What this task involves ::
Copy the entries exactly. Leave out any pictures.

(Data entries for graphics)
================

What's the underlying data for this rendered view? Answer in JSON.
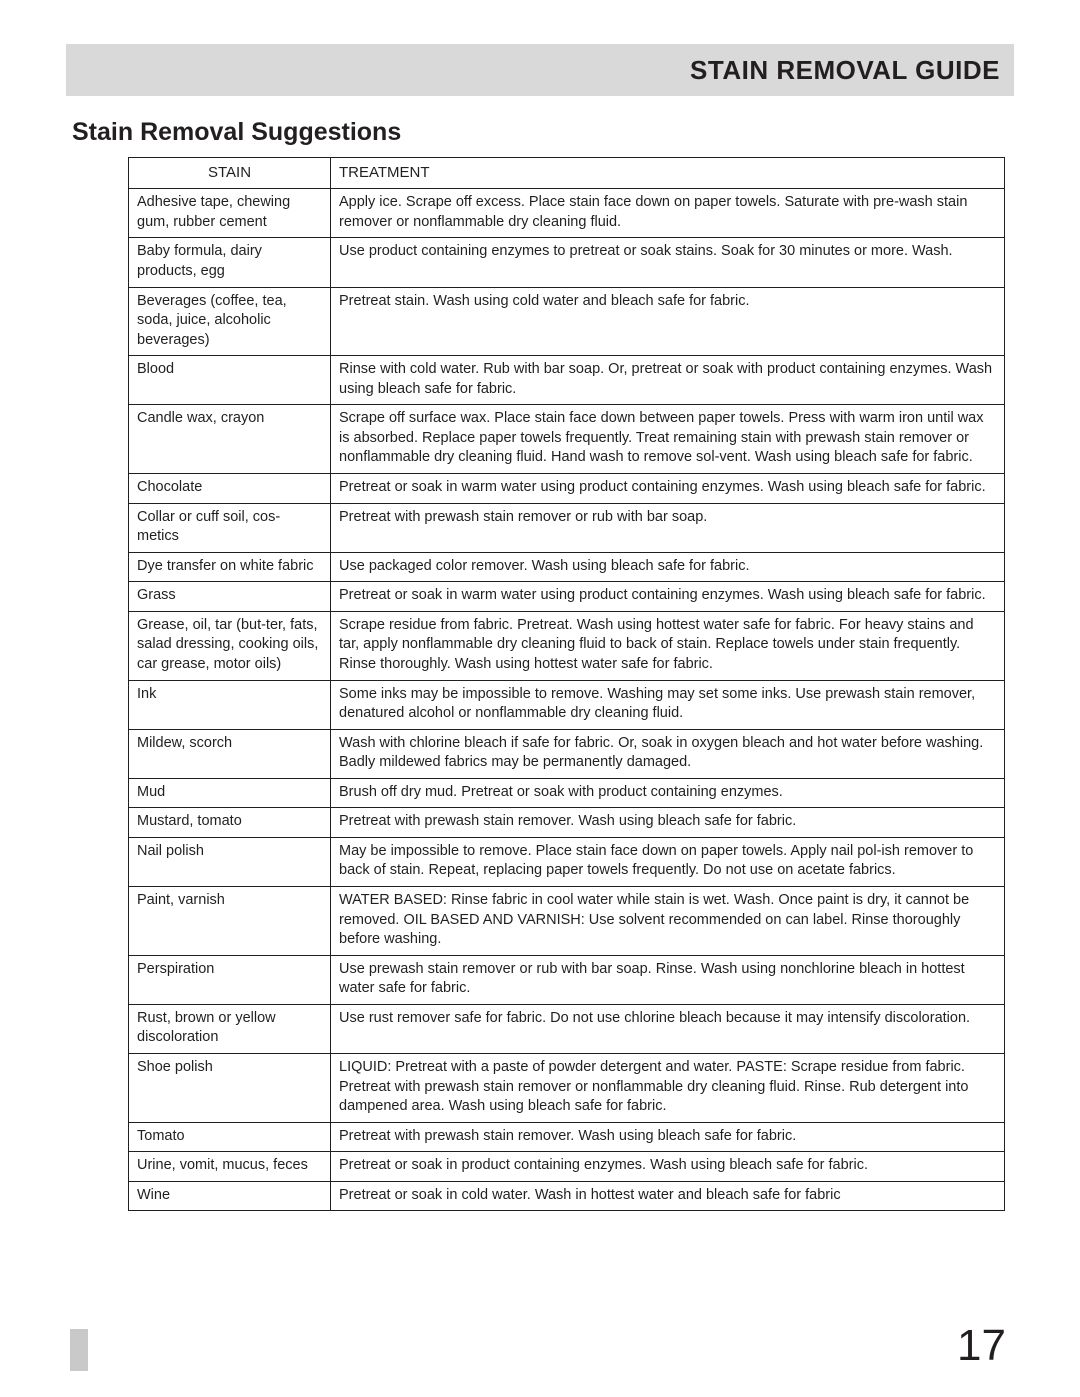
{
  "header": {
    "title": "STAIN REMOVAL GUIDE"
  },
  "subtitle": "Stain Removal Suggestions",
  "page_number": "17",
  "table": {
    "columns": [
      "STAIN",
      "TREATMENT"
    ],
    "rows": [
      {
        "stain": "Adhesive tape, chewing gum, rubber cement",
        "treatment": "Apply ice. Scrape off excess. Place stain face down on paper towels. Saturate with pre-wash stain remover or nonflammable dry cleaning fluid."
      },
      {
        "stain": "Baby formula, dairy products, egg",
        "treatment": "Use product containing enzymes to pretreat or soak stains. Soak for 30 minutes or more. Wash."
      },
      {
        "stain": "Beverages (coffee, tea, soda, juice, alcoholic beverages)",
        "treatment": "Pretreat stain. Wash using cold water and bleach safe for fabric."
      },
      {
        "stain": "Blood",
        "treatment": "Rinse with cold water. Rub with bar soap. Or, pretreat or soak with product containing enzymes. Wash using bleach safe for fabric."
      },
      {
        "stain": "Candle wax, crayon",
        "treatment": "Scrape off surface wax. Place stain face down between paper towels. Press with warm iron until wax is absorbed. Replace paper towels frequently. Treat remaining stain with prewash stain remover or nonflammable dry cleaning fluid. Hand wash to remove sol-vent. Wash using bleach safe for fabric."
      },
      {
        "stain": "Chocolate",
        "treatment": "Pretreat or soak in warm water using product containing enzymes. Wash using bleach safe for fabric."
      },
      {
        "stain": "Collar or cuff soil, cos-metics",
        "treatment": "Pretreat with prewash stain remover or rub with bar soap."
      },
      {
        "stain": "Dye transfer on white fabric",
        "treatment": "Use packaged color remover. Wash using bleach safe for fabric."
      },
      {
        "stain": "Grass",
        "treatment": "Pretreat or soak in warm water using product containing enzymes. Wash using bleach safe for fabric."
      },
      {
        "stain": "Grease, oil, tar (but-ter, fats, salad dressing, cooking oils, car grease, motor oils)",
        "treatment": "Scrape residue from fabric. Pretreat. Wash using hottest water safe for fabric. For heavy stains and tar, apply nonflammable dry cleaning fluid to back of stain. Replace towels under stain frequently. Rinse thoroughly. Wash using hottest water safe for fabric."
      },
      {
        "stain": "Ink",
        "treatment": "Some inks may be impossible to remove. Washing may set some inks. Use prewash stain remover, denatured alcohol or nonflammable dry cleaning fluid."
      },
      {
        "stain": "Mildew, scorch",
        "treatment": "Wash with chlorine bleach if safe for fabric. Or, soak in oxygen bleach and hot water before washing. Badly mildewed fabrics may be permanently damaged."
      },
      {
        "stain": "Mud",
        "treatment": "Brush off dry mud. Pretreat or soak with product containing enzymes."
      },
      {
        "stain": "Mustard, tomato",
        "treatment": "Pretreat with prewash stain remover. Wash using bleach safe for fabric."
      },
      {
        "stain": "Nail polish",
        "treatment": "May be impossible to remove. Place stain face down on paper towels. Apply nail pol-ish remover to back of stain. Repeat, replacing paper towels frequently. Do not use on acetate fabrics."
      },
      {
        "stain": "Paint, varnish",
        "treatment": "WATER BASED: Rinse fabric in cool water while stain is wet. Wash. Once paint is dry, it cannot be removed. OIL BASED AND VARNISH: Use solvent recommended on can label. Rinse thoroughly before washing."
      },
      {
        "stain": "Perspiration",
        "treatment": "Use prewash stain remover or rub with bar soap. Rinse. Wash using nonchlorine bleach in hottest water safe for fabric."
      },
      {
        "stain": "Rust, brown or yellow discoloration",
        "treatment": "Use rust remover safe for fabric. Do not use chlorine bleach because it may intensify discoloration."
      },
      {
        "stain": "Shoe polish",
        "treatment": "LIQUID: Pretreat with a paste of powder detergent and water. PASTE: Scrape residue from fabric. Pretreat with prewash stain remover or nonflammable dry cleaning fluid. Rinse. Rub detergent into dampened area. Wash using bleach safe for fabric."
      },
      {
        "stain": "Tomato",
        "treatment": "Pretreat with prewash stain remover. Wash using bleach safe for fabric."
      },
      {
        "stain": "Urine, vomit, mucus, feces",
        "treatment": "Pretreat or soak in product containing enzymes. Wash using bleach safe for fabric."
      },
      {
        "stain": "Wine",
        "treatment": "Pretreat or soak in cold water. Wash in hottest water and bleach safe for fabric"
      }
    ]
  },
  "colors": {
    "header_bg": "#d9d9d9",
    "text": "#231f20",
    "border": "#231f20",
    "footer_tick": "#c9c9c9",
    "background": "#ffffff"
  }
}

================

Response ::
What's the underlying data for this rendered view? Answer in JSON.
{
  "header": {
    "title": "STAIN REMOVAL GUIDE"
  },
  "subtitle": "Stain Removal Suggestions",
  "page_number": "17",
  "table": {
    "columns": [
      "STAIN",
      "TREATMENT"
    ],
    "rows": [
      {
        "stain": "Adhesive tape, chewing gum, rubber cement",
        "treatment": "Apply ice. Scrape off excess. Place stain face down on paper towels. Saturate with pre-wash stain remover or nonflammable dry cleaning fluid."
      },
      {
        "stain": "Baby formula, dairy products, egg",
        "treatment": "Use product containing enzymes to pretreat or soak stains. Soak for 30 minutes or more. Wash."
      },
      {
        "stain": "Beverages (coffee, tea, soda, juice, alcoholic beverages)",
        "treatment": "Pretreat stain. Wash using cold water and bleach safe for fabric."
      },
      {
        "stain": "Blood",
        "treatment": "Rinse with cold water. Rub with bar soap. Or, pretreat or soak with product containing enzymes. Wash using bleach safe for fabric."
      },
      {
        "stain": "Candle wax, crayon",
        "treatment": "Scrape off surface wax. Place stain face down between paper towels. Press with warm iron until wax is absorbed. Replace paper towels frequently. Treat remaining stain with prewash stain remover or nonflammable dry cleaning fluid. Hand wash to remove sol-vent. Wash using bleach safe for fabric."
      },
      {
        "stain": "Chocolate",
        "treatment": "Pretreat or soak in warm water using product containing enzymes. Wash using bleach safe for fabric."
      },
      {
        "stain": "Collar or cuff soil, cos-metics",
        "treatment": "Pretreat with prewash stain remover or rub with bar soap."
      },
      {
        "stain": "Dye transfer on white fabric",
        "treatment": "Use packaged color remover. Wash using bleach safe for fabric."
      },
      {
        "stain": "Grass",
        "treatment": "Pretreat or soak in warm water using product containing enzymes. Wash using bleach safe for fabric."
      },
      {
        "stain": "Grease, oil, tar (but-ter, fats, salad dressing, cooking oils, car grease, motor oils)",
        "treatment": "Scrape residue from fabric. Pretreat. Wash using hottest water safe for fabric. For heavy stains and tar, apply nonflammable dry cleaning fluid to back of stain. Replace towels under stain frequently. Rinse thoroughly. Wash using hottest water safe for fabric."
      },
      {
        "stain": "Ink",
        "treatment": "Some inks may be impossible to remove. Washing may set some inks. Use prewash stain remover, denatured alcohol or nonflammable dry cleaning fluid."
      },
      {
        "stain": "Mildew, scorch",
        "treatment": "Wash with chlorine bleach if safe for fabric. Or, soak in oxygen bleach and hot water before washing. Badly mildewed fabrics may be permanently damaged."
      },
      {
        "stain": "Mud",
        "treatment": "Brush off dry mud. Pretreat or soak with product containing enzymes."
      },
      {
        "stain": "Mustard, tomato",
        "treatment": "Pretreat with prewash stain remover. Wash using bleach safe for fabric."
      },
      {
        "stain": "Nail polish",
        "treatment": "May be impossible to remove. Place stain face down on paper towels. Apply nail pol-ish remover to back of stain. Repeat, replacing paper towels frequently. Do not use on acetate fabrics."
      },
      {
        "stain": "Paint, varnish",
        "treatment": "WATER BASED: Rinse fabric in cool water while stain is wet. Wash. Once paint is dry, it cannot be removed. OIL BASED AND VARNISH: Use solvent recommended on can label. Rinse thoroughly before washing."
      },
      {
        "stain": "Perspiration",
        "treatment": "Use prewash stain remover or rub with bar soap. Rinse. Wash using nonchlorine bleach in hottest water safe for fabric."
      },
      {
        "stain": "Rust, brown or yellow discoloration",
        "treatment": "Use rust remover safe for fabric. Do not use chlorine bleach because it may intensify discoloration."
      },
      {
        "stain": "Shoe polish",
        "treatment": "LIQUID: Pretreat with a paste of powder detergent and water. PASTE: Scrape residue from fabric. Pretreat with prewash stain remover or nonflammable dry cleaning fluid. Rinse. Rub detergent into dampened area. Wash using bleach safe for fabric."
      },
      {
        "stain": "Tomato",
        "treatment": "Pretreat with prewash stain remover. Wash using bleach safe for fabric."
      },
      {
        "stain": "Urine, vomit, mucus, feces",
        "treatment": "Pretreat or soak in product containing enzymes. Wash using bleach safe for fabric."
      },
      {
        "stain": "Wine",
        "treatment": "Pretreat or soak in cold water. Wash in hottest water and bleach safe for fabric"
      }
    ]
  },
  "colors": {
    "header_bg": "#d9d9d9",
    "text": "#231f20",
    "border": "#231f20",
    "footer_tick": "#c9c9c9",
    "background": "#ffffff"
  }
}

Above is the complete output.